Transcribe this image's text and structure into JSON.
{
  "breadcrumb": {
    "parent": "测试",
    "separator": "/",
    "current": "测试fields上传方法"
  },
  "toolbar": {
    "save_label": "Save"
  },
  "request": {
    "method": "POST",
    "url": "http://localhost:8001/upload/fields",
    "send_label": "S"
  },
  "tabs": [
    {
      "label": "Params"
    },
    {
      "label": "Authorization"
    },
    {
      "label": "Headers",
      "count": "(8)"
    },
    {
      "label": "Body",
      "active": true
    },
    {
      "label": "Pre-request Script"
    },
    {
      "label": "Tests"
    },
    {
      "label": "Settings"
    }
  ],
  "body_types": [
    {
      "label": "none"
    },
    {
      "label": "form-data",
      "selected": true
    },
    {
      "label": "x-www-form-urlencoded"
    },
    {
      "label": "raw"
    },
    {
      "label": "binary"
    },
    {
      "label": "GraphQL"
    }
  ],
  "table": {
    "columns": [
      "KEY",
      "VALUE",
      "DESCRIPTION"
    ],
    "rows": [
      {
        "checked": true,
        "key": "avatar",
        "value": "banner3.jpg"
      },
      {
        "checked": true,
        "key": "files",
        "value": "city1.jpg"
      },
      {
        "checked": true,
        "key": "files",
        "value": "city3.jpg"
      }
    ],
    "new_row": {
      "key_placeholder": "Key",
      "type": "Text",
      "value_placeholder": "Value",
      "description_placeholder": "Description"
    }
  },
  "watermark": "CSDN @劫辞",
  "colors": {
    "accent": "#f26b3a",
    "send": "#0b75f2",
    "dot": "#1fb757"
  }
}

§ **WRITTEN PROBLEM**: Your task is to transcribe the listing above in full, exactly as given.

§ **WRITTEN ANSWER**:
Transcribe this image's text and structure into JSON.
{
  "breadcrumb": {
    "parent": "测试",
    "separator": "/",
    "current": "测试fields上传方法"
  },
  "toolbar": {
    "save_label": "Save"
  },
  "request": {
    "method": "POST",
    "url": "http://localhost:8001/upload/fields",
    "send_label": "S"
  },
  "tabs": [
    {
      "label": "Params"
    },
    {
      "label": "Authorization"
    },
    {
      "label": "Headers",
      "count": "(8)"
    },
    {
      "label": "Body",
      "active": true
    },
    {
      "label": "Pre-request Script"
    },
    {
      "label": "Tests"
    },
    {
      "label": "Settings"
    }
  ],
  "body_types": [
    {
      "label": "none"
    },
    {
      "label": "form-data",
      "selected": true
    },
    {
      "label": "x-www-form-urlencoded"
    },
    {
      "label": "raw"
    },
    {
      "label": "binary"
    },
    {
      "label": "GraphQL"
    }
  ],
  "table": {
    "columns": [
      "KEY",
      "VALUE",
      "DESCRIPTION"
    ],
    "rows": [
      {
        "checked": true,
        "key": "avatar",
        "value": "banner3.jpg"
      },
      {
        "checked": true,
        "key": "files",
        "value": "city1.jpg"
      },
      {
        "checked": true,
        "key": "files",
        "value": "city3.jpg"
      }
    ],
    "new_row": {
      "key_placeholder": "Key",
      "type": "Text",
      "value_placeholder": "Value",
      "description_placeholder": "Description"
    }
  },
  "watermark": "CSDN @劫辞",
  "colors": {
    "accent": "#f26b3a",
    "send": "#0b75f2",
    "dot": "#1fb757"
  }
}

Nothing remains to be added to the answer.